* START Excerpt *

It's not specifically IPython, but Jupyter does support many other languages
through kernels!

[https://github.com/jupyter/jupyter/wiki/Jupyter-
kernels](https://github.com/jupyter/jupyter/wiki/Jupyter-kernels)

------
breatheoften
A comment from a beginner python user -- but I need to rant ...

I've been doing a bit of python the last few weeks for some image
processing/computer vision tasks (using opencv and numpy).

I have to say, all together it's a pretty miserable developer experience.

Python is incredibly slow - forcing pretty much all computation no matter how
trivial into contortions via numpy incantations so that the inner loops can
run in native extensions -- these Incantations have a lot of implicit not well
documented magic. Miss some details in the behavior of the magic and suddenly
you have a major 10x slowdown -- but good luck finding where. I would kill for
an easy to use tool like xcodes Time Profiler ...

* END Excerpt *
* START Given material *

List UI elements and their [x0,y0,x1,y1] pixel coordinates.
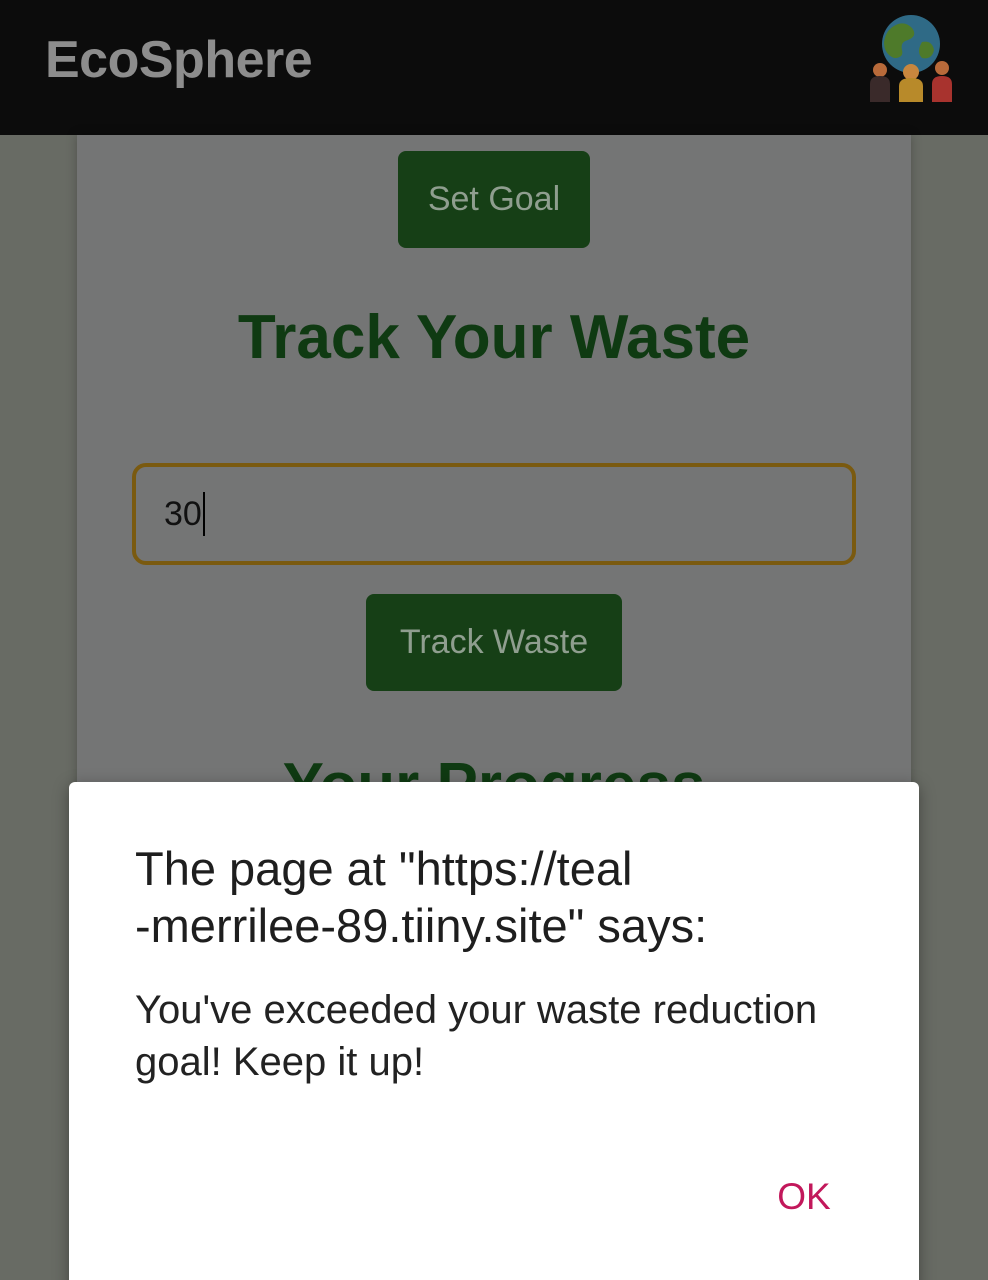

* END Given material *

**Objective 1**
Please list every named piece of software, language or tool that appears in the Python thread excerpt.
**Objective 2**
Extend the Python thread excerpt past its last sentence with a few more lines of the beginner's rant.
The material comes from a separate source, unrelated to the Python thread excerpt.

**Response 1**
IPython, Jupyter, python, opencv, numpy, xcodes Time Profiler

**Response 2**
API usage errors (even those where invariants are checked at runtime) are
ridiculously under informative -- opencv for example does quite a bit of
runtime sanity checking on the shape and type of arguments to its methods --
but somehow even simple details as to which parameter is the cause of the
error don't get reported in the stack trace severely increasing the cognitive
load required to identify the mismatch -- not fun when multiple arguments to
an API are the result of a chain of numpy magic data munging. This may be an
opencv complaint more than python (aside: opencv is pretty terrible.)

I'm not sure what I'm doing wrong with python but I find the majority of my
code to be sort of menial data munging -- and I haven't figured out good
patterns to organize this munging in any sensical way --with a static language
d.r.y patterns to centralize such plumbing operations have the awesome effect
of moving invariants into reasonable places -- in python without any ability
to organjze guarantees, as the code base evolves I find myself needing to
repeatedly check data shapes/types -- there doesn't seem to be an obviously
useful way to organize verification of data types as the necessary invariants
become apparent. These issues are compounded by the fact that refactoring is
an enormous pain in the ass!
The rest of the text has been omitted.